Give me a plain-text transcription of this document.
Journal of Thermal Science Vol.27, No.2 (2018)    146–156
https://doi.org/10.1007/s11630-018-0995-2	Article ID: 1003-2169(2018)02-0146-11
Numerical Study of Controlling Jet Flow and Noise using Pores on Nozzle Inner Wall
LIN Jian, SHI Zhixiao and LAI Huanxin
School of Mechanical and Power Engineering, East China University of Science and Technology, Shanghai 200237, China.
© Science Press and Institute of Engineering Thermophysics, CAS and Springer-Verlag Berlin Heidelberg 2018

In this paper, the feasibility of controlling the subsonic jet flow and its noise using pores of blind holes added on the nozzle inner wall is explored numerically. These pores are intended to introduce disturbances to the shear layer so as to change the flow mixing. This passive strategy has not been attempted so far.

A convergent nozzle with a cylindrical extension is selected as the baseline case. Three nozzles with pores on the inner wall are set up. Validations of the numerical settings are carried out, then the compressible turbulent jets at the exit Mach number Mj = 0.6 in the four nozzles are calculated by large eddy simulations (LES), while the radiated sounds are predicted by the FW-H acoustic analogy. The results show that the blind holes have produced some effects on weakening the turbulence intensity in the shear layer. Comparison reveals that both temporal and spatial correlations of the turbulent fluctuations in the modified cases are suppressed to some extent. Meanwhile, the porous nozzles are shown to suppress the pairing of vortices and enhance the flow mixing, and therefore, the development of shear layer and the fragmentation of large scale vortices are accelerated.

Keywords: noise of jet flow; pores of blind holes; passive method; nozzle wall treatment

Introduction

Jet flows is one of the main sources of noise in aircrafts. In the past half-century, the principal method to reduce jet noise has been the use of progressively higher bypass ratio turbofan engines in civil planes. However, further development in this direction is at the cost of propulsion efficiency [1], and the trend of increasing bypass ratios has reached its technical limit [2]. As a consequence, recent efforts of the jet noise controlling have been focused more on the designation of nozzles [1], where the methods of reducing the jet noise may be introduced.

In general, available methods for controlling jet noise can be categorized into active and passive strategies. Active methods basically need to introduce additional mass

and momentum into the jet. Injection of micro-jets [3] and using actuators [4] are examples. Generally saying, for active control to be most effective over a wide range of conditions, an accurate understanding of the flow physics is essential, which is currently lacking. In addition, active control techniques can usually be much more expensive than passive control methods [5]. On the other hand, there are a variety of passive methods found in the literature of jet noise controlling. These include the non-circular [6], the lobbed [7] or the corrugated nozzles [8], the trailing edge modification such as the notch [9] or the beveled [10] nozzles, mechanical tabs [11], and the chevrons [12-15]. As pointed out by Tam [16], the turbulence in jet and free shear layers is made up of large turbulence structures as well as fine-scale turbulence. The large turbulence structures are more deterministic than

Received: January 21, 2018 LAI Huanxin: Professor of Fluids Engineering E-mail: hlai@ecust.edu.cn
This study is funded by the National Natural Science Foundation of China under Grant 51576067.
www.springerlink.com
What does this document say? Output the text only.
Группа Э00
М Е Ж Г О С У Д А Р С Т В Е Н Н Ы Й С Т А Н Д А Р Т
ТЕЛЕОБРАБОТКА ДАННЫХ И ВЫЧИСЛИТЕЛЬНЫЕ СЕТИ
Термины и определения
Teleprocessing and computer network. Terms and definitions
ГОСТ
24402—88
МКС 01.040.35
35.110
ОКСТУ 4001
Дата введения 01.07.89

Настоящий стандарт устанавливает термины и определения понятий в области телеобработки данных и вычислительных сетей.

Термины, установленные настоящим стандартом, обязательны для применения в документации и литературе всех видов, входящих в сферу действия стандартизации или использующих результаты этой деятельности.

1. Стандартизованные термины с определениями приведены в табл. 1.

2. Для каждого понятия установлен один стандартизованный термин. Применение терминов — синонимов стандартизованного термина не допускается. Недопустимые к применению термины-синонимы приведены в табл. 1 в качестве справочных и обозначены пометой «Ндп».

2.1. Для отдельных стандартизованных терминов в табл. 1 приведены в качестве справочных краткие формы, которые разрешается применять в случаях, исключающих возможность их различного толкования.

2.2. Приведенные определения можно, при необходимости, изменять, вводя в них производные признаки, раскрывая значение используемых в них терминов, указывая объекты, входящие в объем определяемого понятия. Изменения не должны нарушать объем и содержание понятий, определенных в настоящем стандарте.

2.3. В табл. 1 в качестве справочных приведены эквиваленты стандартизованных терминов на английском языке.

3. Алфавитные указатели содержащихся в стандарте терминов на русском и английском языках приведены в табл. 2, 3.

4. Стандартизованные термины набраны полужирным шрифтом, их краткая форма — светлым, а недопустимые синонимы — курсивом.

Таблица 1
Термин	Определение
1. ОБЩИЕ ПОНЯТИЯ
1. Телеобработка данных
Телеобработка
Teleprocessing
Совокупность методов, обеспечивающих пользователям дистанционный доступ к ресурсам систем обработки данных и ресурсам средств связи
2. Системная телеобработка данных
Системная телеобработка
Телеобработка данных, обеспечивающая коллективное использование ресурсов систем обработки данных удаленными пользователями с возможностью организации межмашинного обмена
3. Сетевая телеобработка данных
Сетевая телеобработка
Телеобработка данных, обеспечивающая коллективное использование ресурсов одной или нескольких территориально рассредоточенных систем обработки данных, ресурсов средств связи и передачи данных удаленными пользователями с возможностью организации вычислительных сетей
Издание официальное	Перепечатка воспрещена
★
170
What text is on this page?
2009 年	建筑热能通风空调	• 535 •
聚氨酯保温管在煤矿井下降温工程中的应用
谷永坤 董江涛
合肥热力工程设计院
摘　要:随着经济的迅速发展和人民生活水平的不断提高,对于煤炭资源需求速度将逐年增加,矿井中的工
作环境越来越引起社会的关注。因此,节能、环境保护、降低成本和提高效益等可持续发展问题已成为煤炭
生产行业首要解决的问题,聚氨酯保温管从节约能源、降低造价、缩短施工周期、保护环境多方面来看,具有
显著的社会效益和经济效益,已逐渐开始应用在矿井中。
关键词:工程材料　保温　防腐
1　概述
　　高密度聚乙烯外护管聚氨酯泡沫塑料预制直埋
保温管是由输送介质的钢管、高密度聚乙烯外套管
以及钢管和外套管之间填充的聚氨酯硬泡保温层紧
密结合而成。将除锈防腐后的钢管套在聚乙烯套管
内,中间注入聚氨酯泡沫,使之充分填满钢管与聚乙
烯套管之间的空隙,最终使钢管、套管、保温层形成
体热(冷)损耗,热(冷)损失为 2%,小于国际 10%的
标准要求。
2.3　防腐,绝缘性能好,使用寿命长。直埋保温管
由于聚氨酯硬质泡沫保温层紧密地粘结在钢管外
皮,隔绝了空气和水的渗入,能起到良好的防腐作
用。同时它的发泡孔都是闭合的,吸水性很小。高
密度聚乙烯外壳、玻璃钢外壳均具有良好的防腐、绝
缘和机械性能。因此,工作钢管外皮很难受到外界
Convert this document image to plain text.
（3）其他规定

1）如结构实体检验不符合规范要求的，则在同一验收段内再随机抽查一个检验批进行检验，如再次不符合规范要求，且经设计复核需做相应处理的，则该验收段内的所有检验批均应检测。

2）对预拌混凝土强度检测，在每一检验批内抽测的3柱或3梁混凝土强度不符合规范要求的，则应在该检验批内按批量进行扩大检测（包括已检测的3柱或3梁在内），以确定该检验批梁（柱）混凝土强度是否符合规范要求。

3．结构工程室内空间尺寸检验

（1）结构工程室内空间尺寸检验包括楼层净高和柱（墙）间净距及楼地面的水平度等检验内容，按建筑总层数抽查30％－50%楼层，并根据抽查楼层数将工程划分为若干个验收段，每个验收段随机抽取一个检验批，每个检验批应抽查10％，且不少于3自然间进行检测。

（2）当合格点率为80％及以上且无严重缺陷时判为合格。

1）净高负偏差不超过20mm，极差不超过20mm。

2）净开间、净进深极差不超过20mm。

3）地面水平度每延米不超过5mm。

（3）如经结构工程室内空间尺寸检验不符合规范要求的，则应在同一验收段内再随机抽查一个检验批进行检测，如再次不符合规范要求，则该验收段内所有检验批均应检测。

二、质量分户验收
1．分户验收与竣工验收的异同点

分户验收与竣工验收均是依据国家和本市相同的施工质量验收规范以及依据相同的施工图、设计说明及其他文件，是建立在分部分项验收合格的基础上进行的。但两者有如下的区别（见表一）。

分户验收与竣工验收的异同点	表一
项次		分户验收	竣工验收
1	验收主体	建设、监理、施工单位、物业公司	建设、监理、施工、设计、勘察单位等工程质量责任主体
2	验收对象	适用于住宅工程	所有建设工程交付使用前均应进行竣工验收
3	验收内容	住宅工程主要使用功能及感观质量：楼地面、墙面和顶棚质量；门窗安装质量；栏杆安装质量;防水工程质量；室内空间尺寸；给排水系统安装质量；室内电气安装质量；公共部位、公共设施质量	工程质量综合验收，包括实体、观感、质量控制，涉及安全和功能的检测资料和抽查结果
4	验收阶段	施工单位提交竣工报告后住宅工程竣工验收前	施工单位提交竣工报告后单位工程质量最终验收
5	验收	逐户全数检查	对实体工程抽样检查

+ + + + + + +

• Directions for this task: Look through the entries and return every line where "What" appears.

• Task solution:
What does this document say? Output the text only.
What text is on this page?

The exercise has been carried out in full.